(Required work) From the listing below, pull each line that includes "Unlock".

----

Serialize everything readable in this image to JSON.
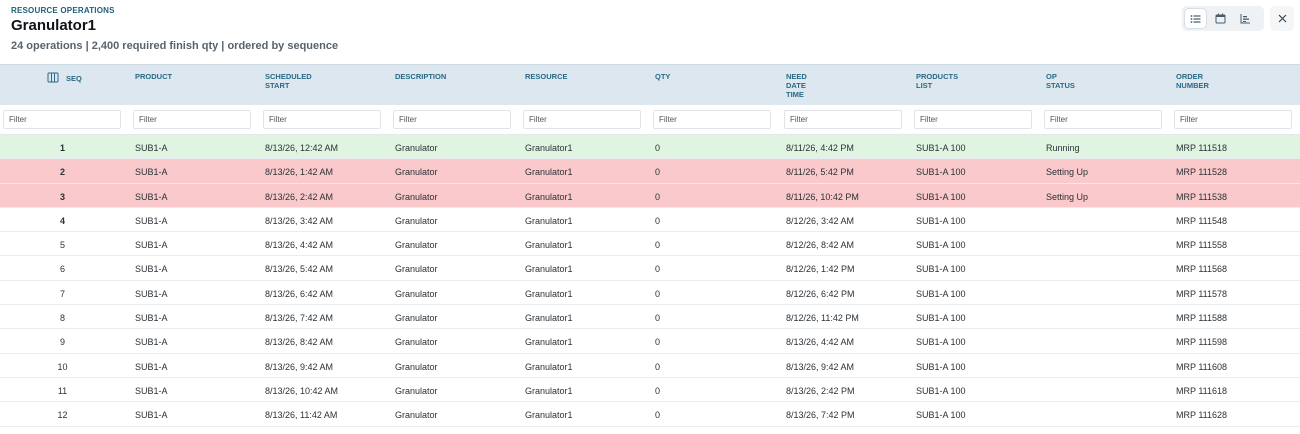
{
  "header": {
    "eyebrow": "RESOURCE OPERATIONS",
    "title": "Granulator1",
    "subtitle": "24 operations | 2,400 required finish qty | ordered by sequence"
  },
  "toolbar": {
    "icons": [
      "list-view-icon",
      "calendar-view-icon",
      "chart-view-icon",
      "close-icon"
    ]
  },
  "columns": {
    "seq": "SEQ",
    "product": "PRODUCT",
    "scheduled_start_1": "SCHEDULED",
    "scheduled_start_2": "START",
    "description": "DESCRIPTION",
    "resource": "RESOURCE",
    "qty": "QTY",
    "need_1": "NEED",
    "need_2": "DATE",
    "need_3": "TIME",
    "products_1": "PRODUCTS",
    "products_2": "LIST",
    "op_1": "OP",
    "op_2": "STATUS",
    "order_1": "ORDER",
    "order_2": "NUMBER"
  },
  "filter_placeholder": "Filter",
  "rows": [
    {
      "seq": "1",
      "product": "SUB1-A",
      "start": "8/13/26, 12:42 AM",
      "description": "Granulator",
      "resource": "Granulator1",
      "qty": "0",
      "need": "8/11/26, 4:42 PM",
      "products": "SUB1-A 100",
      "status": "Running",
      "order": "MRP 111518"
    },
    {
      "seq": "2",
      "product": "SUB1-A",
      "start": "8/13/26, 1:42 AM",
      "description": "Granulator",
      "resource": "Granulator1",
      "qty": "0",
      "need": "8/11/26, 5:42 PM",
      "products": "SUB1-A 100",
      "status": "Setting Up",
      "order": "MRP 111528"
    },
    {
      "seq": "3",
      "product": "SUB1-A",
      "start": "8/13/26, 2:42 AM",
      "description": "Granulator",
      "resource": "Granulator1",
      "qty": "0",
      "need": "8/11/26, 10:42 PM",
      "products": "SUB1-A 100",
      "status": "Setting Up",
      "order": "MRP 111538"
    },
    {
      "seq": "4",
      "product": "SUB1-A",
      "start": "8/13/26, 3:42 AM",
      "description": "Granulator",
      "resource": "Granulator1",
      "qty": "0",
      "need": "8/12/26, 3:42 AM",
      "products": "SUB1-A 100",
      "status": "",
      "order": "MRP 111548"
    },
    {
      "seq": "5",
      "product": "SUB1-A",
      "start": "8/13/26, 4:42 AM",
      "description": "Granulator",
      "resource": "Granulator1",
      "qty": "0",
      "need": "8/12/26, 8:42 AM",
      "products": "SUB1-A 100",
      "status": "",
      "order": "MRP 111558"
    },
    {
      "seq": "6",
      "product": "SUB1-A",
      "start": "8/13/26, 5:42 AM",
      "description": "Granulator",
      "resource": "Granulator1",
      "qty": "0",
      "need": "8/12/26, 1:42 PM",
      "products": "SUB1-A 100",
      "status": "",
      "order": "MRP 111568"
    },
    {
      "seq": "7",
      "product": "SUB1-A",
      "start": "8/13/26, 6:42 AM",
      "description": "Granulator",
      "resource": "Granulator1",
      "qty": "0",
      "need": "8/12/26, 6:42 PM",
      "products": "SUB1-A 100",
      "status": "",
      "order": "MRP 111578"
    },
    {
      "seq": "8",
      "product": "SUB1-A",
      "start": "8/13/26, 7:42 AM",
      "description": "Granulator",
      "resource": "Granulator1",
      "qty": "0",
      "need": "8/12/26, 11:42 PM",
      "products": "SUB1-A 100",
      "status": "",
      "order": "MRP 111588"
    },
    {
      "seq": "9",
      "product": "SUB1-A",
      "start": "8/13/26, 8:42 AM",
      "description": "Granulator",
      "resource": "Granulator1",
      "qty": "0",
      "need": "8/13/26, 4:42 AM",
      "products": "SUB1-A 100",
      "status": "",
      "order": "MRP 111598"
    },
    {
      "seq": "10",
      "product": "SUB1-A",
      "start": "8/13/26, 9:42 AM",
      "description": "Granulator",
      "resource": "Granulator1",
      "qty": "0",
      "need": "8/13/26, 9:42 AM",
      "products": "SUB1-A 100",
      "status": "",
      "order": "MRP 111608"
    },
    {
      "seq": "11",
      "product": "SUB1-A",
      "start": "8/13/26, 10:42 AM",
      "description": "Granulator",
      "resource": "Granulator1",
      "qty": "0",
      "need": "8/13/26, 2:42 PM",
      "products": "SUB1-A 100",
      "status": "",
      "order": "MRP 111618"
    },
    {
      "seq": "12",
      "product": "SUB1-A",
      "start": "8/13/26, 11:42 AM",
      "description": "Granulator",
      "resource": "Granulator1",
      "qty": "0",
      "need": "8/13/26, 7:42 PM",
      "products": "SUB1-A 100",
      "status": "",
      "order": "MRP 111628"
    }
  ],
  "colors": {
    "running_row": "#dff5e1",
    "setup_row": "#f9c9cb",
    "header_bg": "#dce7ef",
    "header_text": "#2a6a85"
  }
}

----

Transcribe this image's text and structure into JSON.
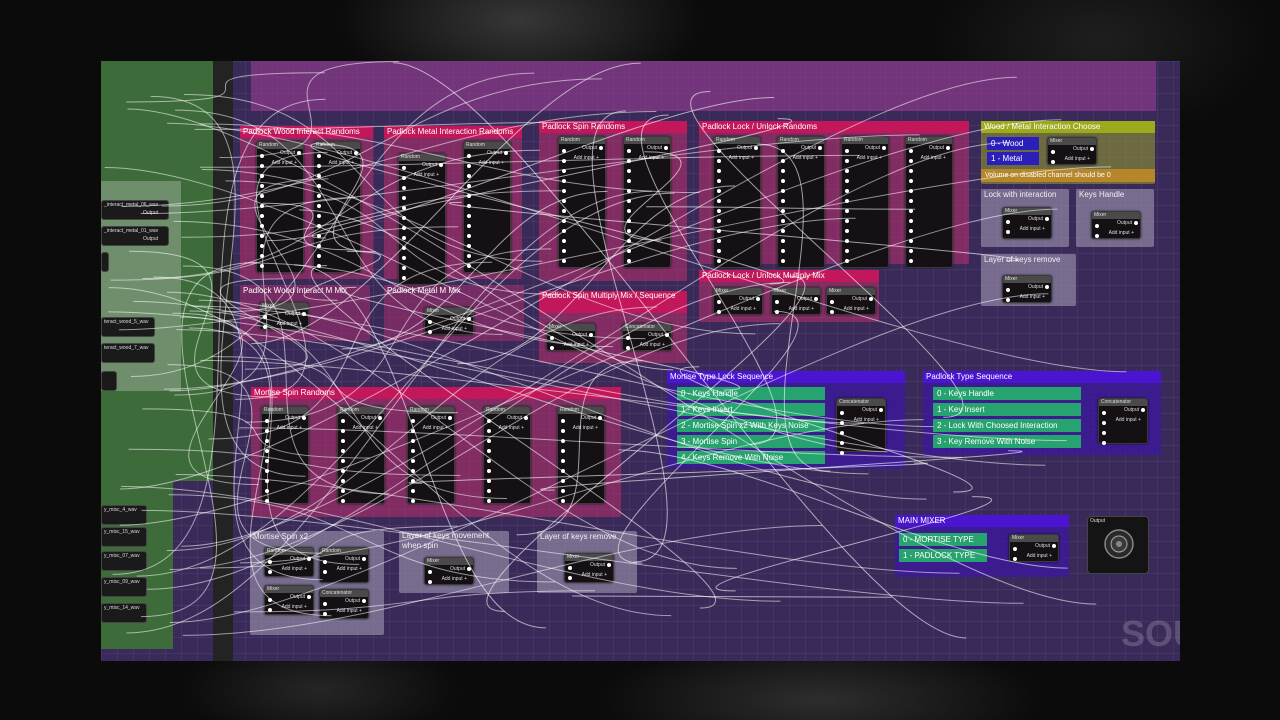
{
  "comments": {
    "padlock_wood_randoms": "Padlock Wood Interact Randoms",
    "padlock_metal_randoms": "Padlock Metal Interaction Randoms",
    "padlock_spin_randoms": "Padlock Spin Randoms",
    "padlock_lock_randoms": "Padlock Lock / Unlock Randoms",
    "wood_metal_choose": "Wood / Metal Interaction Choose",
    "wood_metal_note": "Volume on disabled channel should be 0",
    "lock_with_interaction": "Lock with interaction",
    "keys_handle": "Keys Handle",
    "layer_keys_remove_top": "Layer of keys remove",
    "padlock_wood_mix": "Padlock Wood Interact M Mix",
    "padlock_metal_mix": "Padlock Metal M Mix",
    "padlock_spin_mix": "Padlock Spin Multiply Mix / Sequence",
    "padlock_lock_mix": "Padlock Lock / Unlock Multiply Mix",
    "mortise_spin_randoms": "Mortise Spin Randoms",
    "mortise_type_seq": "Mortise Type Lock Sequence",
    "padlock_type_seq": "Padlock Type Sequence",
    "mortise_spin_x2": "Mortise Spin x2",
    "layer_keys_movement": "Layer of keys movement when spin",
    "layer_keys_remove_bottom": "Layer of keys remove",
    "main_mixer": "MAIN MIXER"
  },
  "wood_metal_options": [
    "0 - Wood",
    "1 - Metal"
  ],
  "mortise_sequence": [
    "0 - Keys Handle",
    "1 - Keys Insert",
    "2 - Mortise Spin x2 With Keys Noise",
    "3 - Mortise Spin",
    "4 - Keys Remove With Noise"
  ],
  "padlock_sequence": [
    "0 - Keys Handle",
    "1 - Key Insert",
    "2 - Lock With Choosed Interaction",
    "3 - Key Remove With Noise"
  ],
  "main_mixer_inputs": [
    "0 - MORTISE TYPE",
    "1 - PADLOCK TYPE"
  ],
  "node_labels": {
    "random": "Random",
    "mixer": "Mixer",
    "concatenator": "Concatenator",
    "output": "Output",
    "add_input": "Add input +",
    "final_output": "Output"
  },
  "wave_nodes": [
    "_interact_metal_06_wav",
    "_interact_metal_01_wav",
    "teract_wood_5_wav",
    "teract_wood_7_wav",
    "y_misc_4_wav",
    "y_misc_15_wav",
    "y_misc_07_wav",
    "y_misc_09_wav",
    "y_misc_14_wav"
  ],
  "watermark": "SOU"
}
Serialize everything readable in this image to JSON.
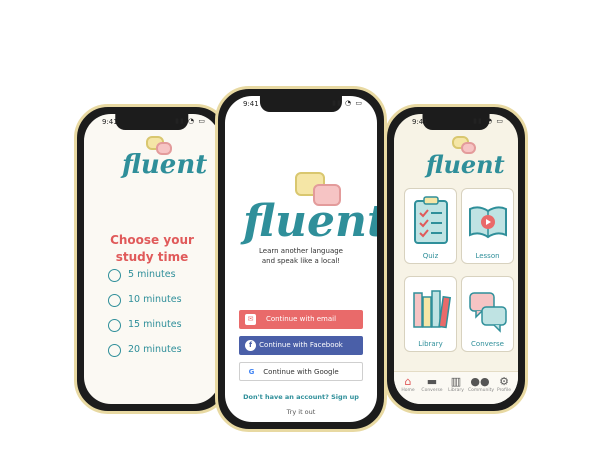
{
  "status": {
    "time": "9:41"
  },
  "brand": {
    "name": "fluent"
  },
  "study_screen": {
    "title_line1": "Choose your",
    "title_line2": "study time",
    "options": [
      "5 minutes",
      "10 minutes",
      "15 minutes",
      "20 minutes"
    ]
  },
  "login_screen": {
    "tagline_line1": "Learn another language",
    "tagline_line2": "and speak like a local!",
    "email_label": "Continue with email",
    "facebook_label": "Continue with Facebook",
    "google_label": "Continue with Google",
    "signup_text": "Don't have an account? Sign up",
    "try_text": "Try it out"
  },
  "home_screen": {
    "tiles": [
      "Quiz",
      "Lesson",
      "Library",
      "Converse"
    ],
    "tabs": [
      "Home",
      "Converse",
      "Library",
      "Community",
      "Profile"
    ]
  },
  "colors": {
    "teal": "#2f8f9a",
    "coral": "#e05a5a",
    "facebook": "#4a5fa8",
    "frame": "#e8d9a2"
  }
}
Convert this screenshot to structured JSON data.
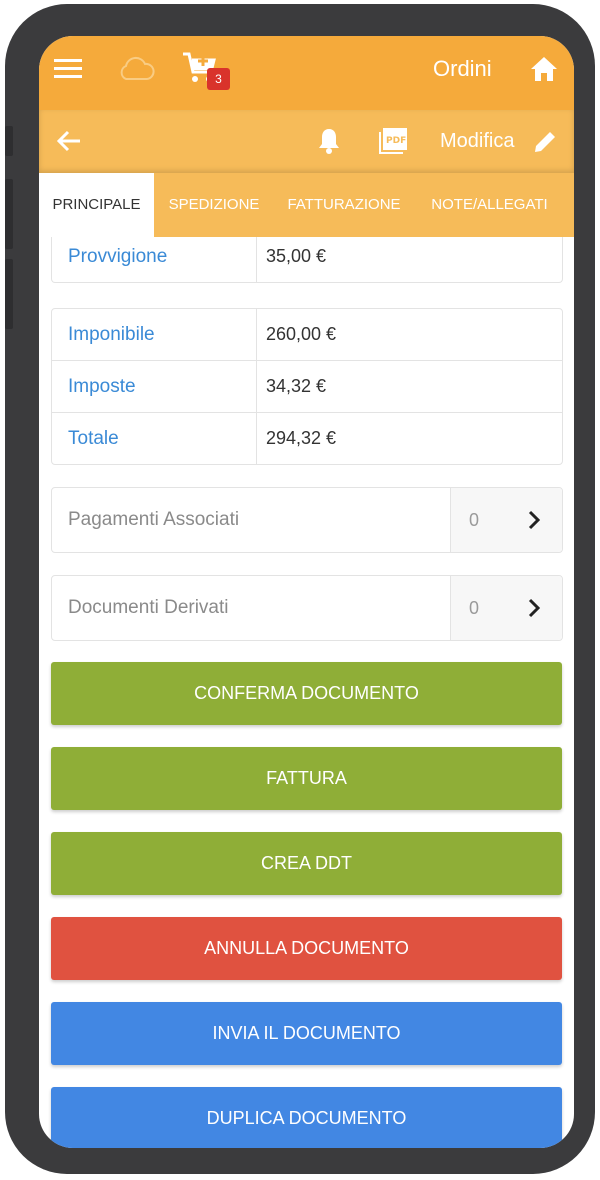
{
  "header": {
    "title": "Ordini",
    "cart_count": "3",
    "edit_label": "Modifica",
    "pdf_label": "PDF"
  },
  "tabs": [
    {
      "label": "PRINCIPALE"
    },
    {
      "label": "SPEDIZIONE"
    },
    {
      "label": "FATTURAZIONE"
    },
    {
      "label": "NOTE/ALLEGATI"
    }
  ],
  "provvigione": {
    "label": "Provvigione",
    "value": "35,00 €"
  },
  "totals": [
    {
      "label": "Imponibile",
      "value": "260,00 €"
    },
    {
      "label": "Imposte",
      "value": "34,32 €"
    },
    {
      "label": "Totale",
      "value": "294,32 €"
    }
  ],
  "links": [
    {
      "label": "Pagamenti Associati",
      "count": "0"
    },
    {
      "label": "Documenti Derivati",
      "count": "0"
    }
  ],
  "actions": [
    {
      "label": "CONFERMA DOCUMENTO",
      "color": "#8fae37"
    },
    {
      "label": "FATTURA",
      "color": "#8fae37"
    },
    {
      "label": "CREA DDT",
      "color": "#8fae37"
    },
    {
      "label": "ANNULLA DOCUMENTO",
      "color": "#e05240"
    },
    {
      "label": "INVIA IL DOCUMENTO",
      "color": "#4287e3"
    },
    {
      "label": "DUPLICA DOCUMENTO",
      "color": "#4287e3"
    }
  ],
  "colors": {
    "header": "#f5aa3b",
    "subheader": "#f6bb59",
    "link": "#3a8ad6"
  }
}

----

(Finished answer)
    "padlock_lock_randoms": "Padlock Lock / Unlock Randoms",
    "padlock_lock_mix": "Padlock Lock / Unlock Multiply Mix",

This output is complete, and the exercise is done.